_Written exercise:_
Examine the records and identify each line that includes the string "义勇军进行曲". Copy those lines.

# # #

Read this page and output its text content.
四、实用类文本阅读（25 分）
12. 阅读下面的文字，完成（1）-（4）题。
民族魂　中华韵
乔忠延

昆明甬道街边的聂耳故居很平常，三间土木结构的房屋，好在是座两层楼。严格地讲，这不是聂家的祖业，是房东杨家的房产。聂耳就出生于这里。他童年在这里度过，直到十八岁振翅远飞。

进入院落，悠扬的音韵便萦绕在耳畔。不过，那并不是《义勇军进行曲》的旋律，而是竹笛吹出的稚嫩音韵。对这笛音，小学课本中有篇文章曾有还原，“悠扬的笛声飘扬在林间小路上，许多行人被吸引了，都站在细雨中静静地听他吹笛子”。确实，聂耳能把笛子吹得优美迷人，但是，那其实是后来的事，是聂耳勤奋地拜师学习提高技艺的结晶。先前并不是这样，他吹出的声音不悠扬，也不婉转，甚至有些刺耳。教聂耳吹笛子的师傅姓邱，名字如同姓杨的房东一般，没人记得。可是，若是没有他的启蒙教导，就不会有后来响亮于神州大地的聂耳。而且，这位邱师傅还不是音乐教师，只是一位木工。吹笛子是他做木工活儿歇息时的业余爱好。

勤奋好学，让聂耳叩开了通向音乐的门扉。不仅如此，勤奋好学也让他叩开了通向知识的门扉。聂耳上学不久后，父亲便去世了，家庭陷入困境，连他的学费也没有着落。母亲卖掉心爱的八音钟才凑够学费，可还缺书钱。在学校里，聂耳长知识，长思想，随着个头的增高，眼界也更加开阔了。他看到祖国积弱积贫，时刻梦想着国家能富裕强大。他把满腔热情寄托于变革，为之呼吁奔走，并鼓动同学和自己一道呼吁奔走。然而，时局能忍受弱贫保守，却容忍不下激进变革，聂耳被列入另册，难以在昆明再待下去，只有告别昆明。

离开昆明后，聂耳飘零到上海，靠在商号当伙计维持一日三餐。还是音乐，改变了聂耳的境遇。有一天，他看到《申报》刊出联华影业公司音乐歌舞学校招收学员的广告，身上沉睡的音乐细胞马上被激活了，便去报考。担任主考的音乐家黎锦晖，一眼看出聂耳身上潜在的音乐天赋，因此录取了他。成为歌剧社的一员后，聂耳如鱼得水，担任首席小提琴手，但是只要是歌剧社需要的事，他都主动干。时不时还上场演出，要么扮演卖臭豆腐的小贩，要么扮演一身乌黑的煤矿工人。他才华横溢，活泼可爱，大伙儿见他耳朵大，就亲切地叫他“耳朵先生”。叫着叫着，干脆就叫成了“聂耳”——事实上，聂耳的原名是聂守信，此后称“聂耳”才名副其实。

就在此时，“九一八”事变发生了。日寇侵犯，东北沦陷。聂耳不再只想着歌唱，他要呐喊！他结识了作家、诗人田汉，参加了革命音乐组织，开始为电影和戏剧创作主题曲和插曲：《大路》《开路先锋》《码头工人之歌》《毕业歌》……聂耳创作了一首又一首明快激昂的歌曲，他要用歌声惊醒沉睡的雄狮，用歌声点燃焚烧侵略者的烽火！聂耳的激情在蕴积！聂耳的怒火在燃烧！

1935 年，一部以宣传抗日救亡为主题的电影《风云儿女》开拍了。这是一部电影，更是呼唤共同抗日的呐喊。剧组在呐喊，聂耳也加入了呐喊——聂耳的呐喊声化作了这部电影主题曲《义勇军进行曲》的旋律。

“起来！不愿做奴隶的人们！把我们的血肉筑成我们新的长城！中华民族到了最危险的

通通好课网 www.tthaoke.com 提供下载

# # #

_Solution:_
进入院落，悠扬的音韵便萦绕在耳畔。不过，那并不是《义勇军进行曲》的旋律，而是竹笛吹出的稚嫩音韵。对这笛音，小学课本中有篇文章曾有还原，“悠扬的笛声飘扬在林间小路上，许多行人被吸引了，都站在细雨中静静地听他吹笛子”。确实，聂耳能把笛子吹得优美迷人，但是，那其实是后来的事，是聂耳勤奋地拜师学习提高技艺的结晶。先前并不是这样，他吹出的声音不悠扬，也不婉转，甚至有些刺耳。教聂耳吹笛子的师傅姓邱，名字如同姓杨的房东一般，没人记得。可是，若是没有他的启蒙教导，就不会有后来响亮于神州大地的聂耳。而且，这位邱师傅还不是音乐教师，只是一位木工。吹笛子是他做木工活儿歇息时的业余爱好。
1935 年，一部以宣传抗日救亡为主题的电影《风云儿女》开拍了。这是一部电影，更是呼唤共同抗日的呐喊。剧组在呐喊，聂耳也加入了呐喊——聂耳的呐喊声化作了这部电影主题曲《义勇军进行曲》的旋律。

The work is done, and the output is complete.